- **Set exercise**
Reproduce every line of the records below word for word, with nothing added, dropped, or changed.

- - -

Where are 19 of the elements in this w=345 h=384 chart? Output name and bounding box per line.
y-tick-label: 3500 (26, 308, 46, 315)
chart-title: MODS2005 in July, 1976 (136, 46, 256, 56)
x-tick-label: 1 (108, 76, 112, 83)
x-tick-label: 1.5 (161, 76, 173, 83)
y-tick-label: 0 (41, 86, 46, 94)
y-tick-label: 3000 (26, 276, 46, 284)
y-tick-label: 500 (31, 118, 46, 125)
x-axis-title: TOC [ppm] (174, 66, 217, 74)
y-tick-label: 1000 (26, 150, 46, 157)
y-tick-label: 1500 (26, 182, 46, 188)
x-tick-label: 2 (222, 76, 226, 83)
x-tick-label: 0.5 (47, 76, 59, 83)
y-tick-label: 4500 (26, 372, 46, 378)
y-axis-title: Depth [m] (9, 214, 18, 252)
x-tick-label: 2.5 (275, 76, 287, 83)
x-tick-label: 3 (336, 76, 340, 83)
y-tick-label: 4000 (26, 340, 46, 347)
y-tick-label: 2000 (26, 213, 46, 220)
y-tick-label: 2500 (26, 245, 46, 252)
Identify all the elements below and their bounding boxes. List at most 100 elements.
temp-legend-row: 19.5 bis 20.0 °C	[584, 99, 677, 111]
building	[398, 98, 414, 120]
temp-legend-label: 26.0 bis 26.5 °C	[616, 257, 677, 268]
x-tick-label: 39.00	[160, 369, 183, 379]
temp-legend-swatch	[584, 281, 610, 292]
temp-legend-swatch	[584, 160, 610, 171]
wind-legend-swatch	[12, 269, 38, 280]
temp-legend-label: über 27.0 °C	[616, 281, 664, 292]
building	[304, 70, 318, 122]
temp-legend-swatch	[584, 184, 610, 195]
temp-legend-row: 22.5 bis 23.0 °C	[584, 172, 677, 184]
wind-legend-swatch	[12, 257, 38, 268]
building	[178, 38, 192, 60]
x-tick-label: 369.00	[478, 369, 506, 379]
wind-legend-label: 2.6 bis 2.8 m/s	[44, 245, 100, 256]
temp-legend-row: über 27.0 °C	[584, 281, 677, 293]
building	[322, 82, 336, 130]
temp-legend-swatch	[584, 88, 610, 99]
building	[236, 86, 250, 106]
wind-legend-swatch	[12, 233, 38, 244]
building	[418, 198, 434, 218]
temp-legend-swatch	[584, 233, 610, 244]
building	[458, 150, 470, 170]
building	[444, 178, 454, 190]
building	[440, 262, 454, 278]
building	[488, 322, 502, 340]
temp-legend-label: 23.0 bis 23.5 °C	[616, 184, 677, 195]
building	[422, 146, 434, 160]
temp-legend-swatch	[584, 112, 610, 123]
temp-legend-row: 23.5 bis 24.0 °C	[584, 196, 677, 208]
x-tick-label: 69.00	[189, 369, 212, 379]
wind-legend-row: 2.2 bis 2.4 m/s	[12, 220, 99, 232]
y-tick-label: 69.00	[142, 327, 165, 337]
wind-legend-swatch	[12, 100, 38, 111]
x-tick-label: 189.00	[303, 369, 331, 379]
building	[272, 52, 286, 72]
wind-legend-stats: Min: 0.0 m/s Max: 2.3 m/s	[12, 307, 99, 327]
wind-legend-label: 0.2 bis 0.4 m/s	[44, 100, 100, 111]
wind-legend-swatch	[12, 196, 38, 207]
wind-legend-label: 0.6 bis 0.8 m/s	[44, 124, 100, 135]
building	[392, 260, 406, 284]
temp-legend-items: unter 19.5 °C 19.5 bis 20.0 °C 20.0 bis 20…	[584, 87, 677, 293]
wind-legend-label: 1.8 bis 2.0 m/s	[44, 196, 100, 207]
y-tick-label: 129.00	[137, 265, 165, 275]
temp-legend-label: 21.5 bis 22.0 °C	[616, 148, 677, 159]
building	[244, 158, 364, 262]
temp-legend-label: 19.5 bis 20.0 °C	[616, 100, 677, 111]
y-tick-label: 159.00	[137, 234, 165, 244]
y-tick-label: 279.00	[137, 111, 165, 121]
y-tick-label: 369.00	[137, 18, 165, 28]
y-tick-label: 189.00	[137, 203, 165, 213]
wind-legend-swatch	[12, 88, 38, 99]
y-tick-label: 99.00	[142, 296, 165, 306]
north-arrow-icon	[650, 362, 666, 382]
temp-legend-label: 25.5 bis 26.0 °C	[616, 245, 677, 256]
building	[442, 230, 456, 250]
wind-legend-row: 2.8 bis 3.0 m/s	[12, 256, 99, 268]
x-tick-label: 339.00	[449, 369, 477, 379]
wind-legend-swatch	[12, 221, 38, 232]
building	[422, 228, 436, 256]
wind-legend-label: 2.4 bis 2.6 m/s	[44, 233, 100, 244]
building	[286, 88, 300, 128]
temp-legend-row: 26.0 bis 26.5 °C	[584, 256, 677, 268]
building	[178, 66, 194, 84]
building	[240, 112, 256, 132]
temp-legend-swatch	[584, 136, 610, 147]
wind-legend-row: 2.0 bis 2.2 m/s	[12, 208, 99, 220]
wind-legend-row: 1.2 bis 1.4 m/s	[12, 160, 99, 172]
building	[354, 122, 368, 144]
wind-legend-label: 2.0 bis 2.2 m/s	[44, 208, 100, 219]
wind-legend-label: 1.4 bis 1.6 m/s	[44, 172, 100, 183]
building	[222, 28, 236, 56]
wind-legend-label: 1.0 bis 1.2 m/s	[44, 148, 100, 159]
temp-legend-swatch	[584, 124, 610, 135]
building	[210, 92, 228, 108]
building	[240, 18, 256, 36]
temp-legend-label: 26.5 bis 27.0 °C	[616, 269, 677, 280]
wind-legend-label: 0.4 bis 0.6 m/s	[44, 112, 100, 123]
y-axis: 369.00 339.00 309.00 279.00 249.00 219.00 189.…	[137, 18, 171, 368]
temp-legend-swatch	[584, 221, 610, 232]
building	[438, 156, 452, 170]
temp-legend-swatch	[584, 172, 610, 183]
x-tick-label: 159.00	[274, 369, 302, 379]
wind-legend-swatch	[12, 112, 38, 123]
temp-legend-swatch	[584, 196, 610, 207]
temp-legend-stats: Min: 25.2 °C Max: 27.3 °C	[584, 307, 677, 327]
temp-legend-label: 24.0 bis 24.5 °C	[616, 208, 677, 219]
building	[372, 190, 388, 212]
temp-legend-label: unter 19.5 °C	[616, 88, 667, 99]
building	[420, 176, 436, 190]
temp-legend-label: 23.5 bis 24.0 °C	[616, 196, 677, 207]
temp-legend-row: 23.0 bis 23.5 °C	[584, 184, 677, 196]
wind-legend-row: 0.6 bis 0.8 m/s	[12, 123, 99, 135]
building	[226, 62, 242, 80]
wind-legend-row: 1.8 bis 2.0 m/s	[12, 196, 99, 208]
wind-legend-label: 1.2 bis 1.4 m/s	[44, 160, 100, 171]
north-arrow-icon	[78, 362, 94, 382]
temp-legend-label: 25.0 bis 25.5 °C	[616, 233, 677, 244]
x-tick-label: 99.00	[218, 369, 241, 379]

- - -

- **Response for this exercise**
Where are 19 of the elements in this w=345 h=384 chart? Output name and bounding box per line.
y-tick-label: 3500 (26, 308, 46, 315)
chart-title: MODS2005 in July, 1976 (136, 46, 256, 56)
x-tick-label: 1 (108, 76, 112, 83)
x-tick-label: 1.5 (161, 76, 173, 83)
y-tick-label: 0 (41, 86, 46, 94)
y-tick-label: 3000 (26, 276, 46, 284)
y-tick-label: 500 (31, 118, 46, 125)
x-axis-title: TOC [ppm] (174, 66, 217, 74)
y-tick-label: 1000 (26, 150, 46, 157)
y-tick-label: 1500 (26, 182, 46, 188)
x-tick-label: 2 (222, 76, 226, 83)
x-tick-label: 0.5 (47, 76, 59, 83)
y-tick-label: 4500 (26, 372, 46, 378)
y-axis-title: Depth [m] (9, 214, 18, 252)
x-tick-label: 2.5 (275, 76, 287, 83)
x-tick-label: 3 (336, 76, 340, 83)
y-tick-label: 4000 (26, 340, 46, 347)
y-tick-label: 2000 (26, 213, 46, 220)
y-tick-label: 2500 (26, 245, 46, 252)
Identify all the elements below and their bounding boxes. List at most 100 elements.
temp-legend-row: 19.5 bis 20.0 °C	[584, 99, 677, 111]
building	[398, 98, 414, 120]
temp-legend-label: 26.0 bis 26.5 °C	[616, 257, 677, 268]
x-tick-label: 39.00	[160, 369, 183, 379]
temp-legend-swatch	[584, 281, 610, 292]
temp-legend-swatch	[584, 160, 610, 171]
wind-legend-swatch	[12, 269, 38, 280]
temp-legend-label: über 27.0 °C	[616, 281, 664, 292]
building	[304, 70, 318, 122]
temp-legend-swatch	[584, 184, 610, 195]
temp-legend-row: 22.5 bis 23.0 °C	[584, 172, 677, 184]
wind-legend-swatch	[12, 257, 38, 268]
building	[178, 38, 192, 60]
x-tick-label: 369.00	[478, 369, 506, 379]
wind-legend-label: 2.6 bis 2.8 m/s	[44, 245, 100, 256]
temp-legend-row: über 27.0 °C	[584, 281, 677, 293]
building	[322, 82, 336, 130]
temp-legend-swatch	[584, 88, 610, 99]
building	[236, 86, 250, 106]
wind-legend-swatch	[12, 233, 38, 244]
building	[418, 198, 434, 218]
temp-legend-swatch	[584, 233, 610, 244]
building	[458, 150, 470, 170]
building	[444, 178, 454, 190]
building	[440, 262, 454, 278]
building	[488, 322, 502, 340]
temp-legend-label: 23.0 bis 23.5 °C	[616, 184, 677, 195]
building	[422, 146, 434, 160]
temp-legend-swatch	[584, 112, 610, 123]
temp-legend-row: 23.5 bis 24.0 °C	[584, 196, 677, 208]
x-tick-label: 69.00	[189, 369, 212, 379]
wind-legend-row: 2.2 bis 2.4 m/s	[12, 220, 99, 232]
y-tick-label: 69.00	[142, 327, 165, 337]
wind-legend-swatch	[12, 100, 38, 111]
x-tick-label: 189.00	[303, 369, 331, 379]
building	[272, 52, 286, 72]
wind-legend-stats: Min: 0.0 m/s Max: 2.3 m/s	[12, 307, 99, 327]
wind-legend-label: 0.2 bis 0.4 m/s	[44, 100, 100, 111]
wind-legend-swatch	[12, 196, 38, 207]
wind-legend-label: 0.6 bis 0.8 m/s	[44, 124, 100, 135]
building	[392, 260, 406, 284]
temp-legend-items: unter 19.5 °C 19.5 bis 20.0 °C 20.0 bis 20…	[584, 87, 677, 293]
wind-legend-label: 1.8 bis 2.0 m/s	[44, 196, 100, 207]
y-tick-label: 129.00	[137, 265, 165, 275]
temp-legend-label: 21.5 bis 22.0 °C	[616, 148, 677, 159]
building	[244, 158, 364, 262]
temp-legend-label: 19.5 bis 20.0 °C	[616, 100, 677, 111]
y-tick-label: 159.00	[137, 234, 165, 244]
y-tick-label: 279.00	[137, 111, 165, 121]
y-tick-label: 369.00	[137, 18, 165, 28]
y-tick-label: 189.00	[137, 203, 165, 213]
wind-legend-swatch	[12, 88, 38, 99]
y-tick-label: 99.00	[142, 296, 165, 306]
north-arrow-icon	[650, 362, 666, 382]
temp-legend-label: 25.5 bis 26.0 °C	[616, 245, 677, 256]
building	[442, 230, 456, 250]
wind-legend-row: 2.8 bis 3.0 m/s	[12, 256, 99, 268]
x-tick-label: 339.00	[449, 369, 477, 379]
wind-legend-swatch	[12, 221, 38, 232]
building	[422, 228, 436, 256]
wind-legend-label: 2.4 bis 2.6 m/s	[44, 233, 100, 244]
building	[286, 88, 300, 128]
temp-legend-row: 26.0 bis 26.5 °C	[584, 256, 677, 268]
building	[178, 66, 194, 84]
building	[240, 112, 256, 132]
temp-legend-swatch	[584, 136, 610, 147]
wind-legend-row: 2.0 bis 2.2 m/s	[12, 208, 99, 220]
wind-legend-row: 1.2 bis 1.4 m/s	[12, 160, 99, 172]
building	[354, 122, 368, 144]
wind-legend-label: 2.0 bis 2.2 m/s	[44, 208, 100, 219]
wind-legend-label: 1.4 bis 1.6 m/s	[44, 172, 100, 183]
building	[222, 28, 236, 56]
wind-legend-label: 1.0 bis 1.2 m/s	[44, 148, 100, 159]
temp-legend-swatch	[584, 124, 610, 135]
building	[210, 92, 228, 108]
building	[240, 18, 256, 36]
temp-legend-label: 26.5 bis 27.0 °C	[616, 269, 677, 280]
wind-legend-label: 0.4 bis 0.6 m/s	[44, 112, 100, 123]
y-axis: 369.00 339.00 309.00 279.00 249.00 219.00 189.…	[137, 18, 171, 368]
temp-legend-swatch	[584, 221, 610, 232]
building	[438, 156, 452, 170]
temp-legend-swatch	[584, 172, 610, 183]
x-tick-label: 159.00	[274, 369, 302, 379]
wind-legend-swatch	[12, 112, 38, 123]
temp-legend-swatch	[584, 196, 610, 207]
temp-legend-stats: Min: 25.2 °C Max: 27.3 °C	[584, 307, 677, 327]
temp-legend-label: 24.0 bis 24.5 °C	[616, 208, 677, 219]
building	[372, 190, 388, 212]
temp-legend-label: unter 19.5 °C	[616, 88, 667, 99]
building	[420, 176, 436, 190]
temp-legend-label: 23.5 bis 24.0 °C	[616, 196, 677, 207]
temp-legend-row: 23.0 bis 23.5 °C	[584, 184, 677, 196]
wind-legend-row: 0.6 bis 0.8 m/s	[12, 123, 99, 135]
building	[226, 62, 242, 80]
wind-legend-row: 1.8 bis 2.0 m/s	[12, 196, 99, 208]
wind-legend-label: 1.2 bis 1.4 m/s	[44, 160, 100, 171]
north-arrow-icon	[78, 362, 94, 382]
temp-legend-label: 25.0 bis 25.5 °C	[616, 233, 677, 244]
x-tick-label: 99.00	[218, 369, 241, 379]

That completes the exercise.